** BEGIN Text provided **
So recently Linkin Park made some headlines in probably the worst way possible: telling their fans to ‘move the fuck on’ from their debut album Hybrid Theory.
And I want to unpack why this was possibly the last thing you want to say going into the release cycle and promotion of a new record – because on some level I get it. Credit where it is due, Linkin Park have shown themselves willing to evolve and push their sound – not exactly in a way that’s revolutionary, but it takes a band with some stones to follow Minutes to Midnight with A Thousand Suns – which, for the record, I’m still on the record liking probably a lot more than many Linkin Park fans. Fans that probably discovered you thanks to Hybrid Theory selling millions of copies and being a permanent staple in many people’s collections. And even though I think that album has aged pretty badly, I get why people love it, and it does have its moments.
** END Text provided **
Continue the commentary on Linkin Park telling fans to move on from Hybrid Theory, starting right after its final sentence.
** BEGIN Supplied information **
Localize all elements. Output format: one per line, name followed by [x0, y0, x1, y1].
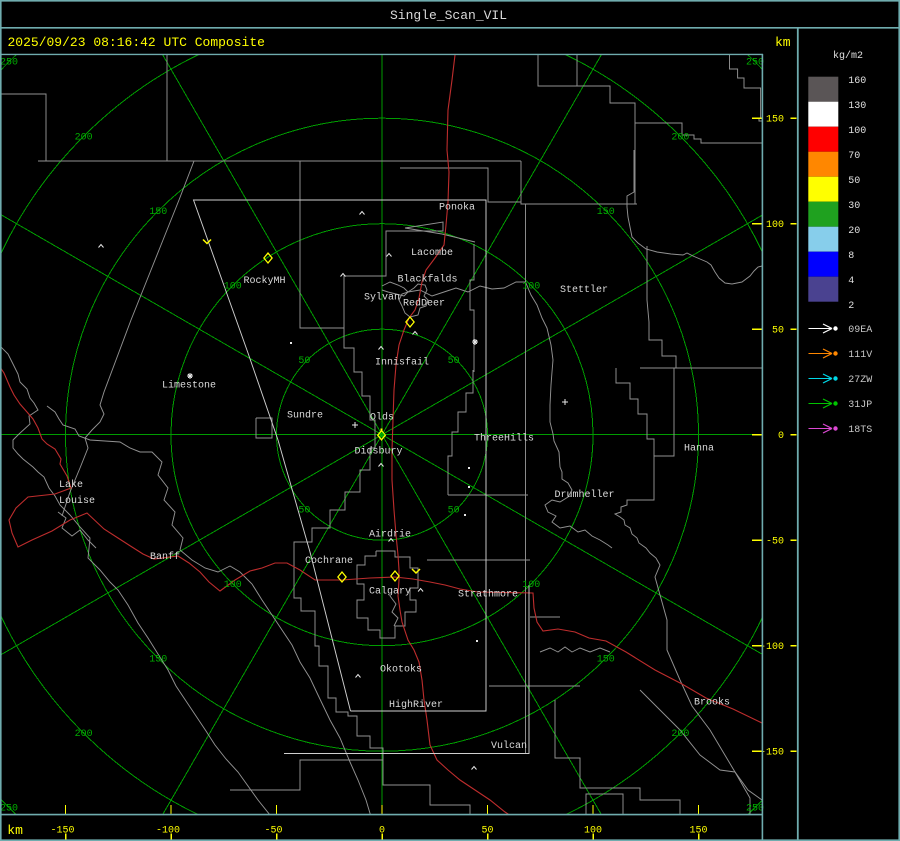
** END Supplied information **
# Task answer:
So while I get that Linkin Park wants to move on and I completely understand their frustration with entitled fans who want them to make another version of it, maybe it’s not the best marketing decision to call that out right before you want them to slap down money and buy your newest record! And this is not Linkin Park at their strongest either: rock radio has changed dramatically and downsized considerably, hip-hop and electronic music has moved into wildly different territory, and their lead-off single hoping to cross over to pop radio ‘Heavy’ with Kiiara has not exactly been well-received, especially by those Hybrid Theory-era fans that will be your most guaranteed source of income! Worse still it comes across less like Linkin Park are pushing into new territory sonically and more just trying to keep up with the mainstream, even if it’s not an intentional artistic choice – which to some extent I get after their 2014 album The Hunting Party failed to cross over to the Hot 100, but they’re at the point where they could easily headline festivals for the next thirty years and not give a damn about mainstream radio! Either way, it was not a good sign going into the new album One More Light, and despite only being a casual Linkin Park fan, I was nervous. So how did it turn out?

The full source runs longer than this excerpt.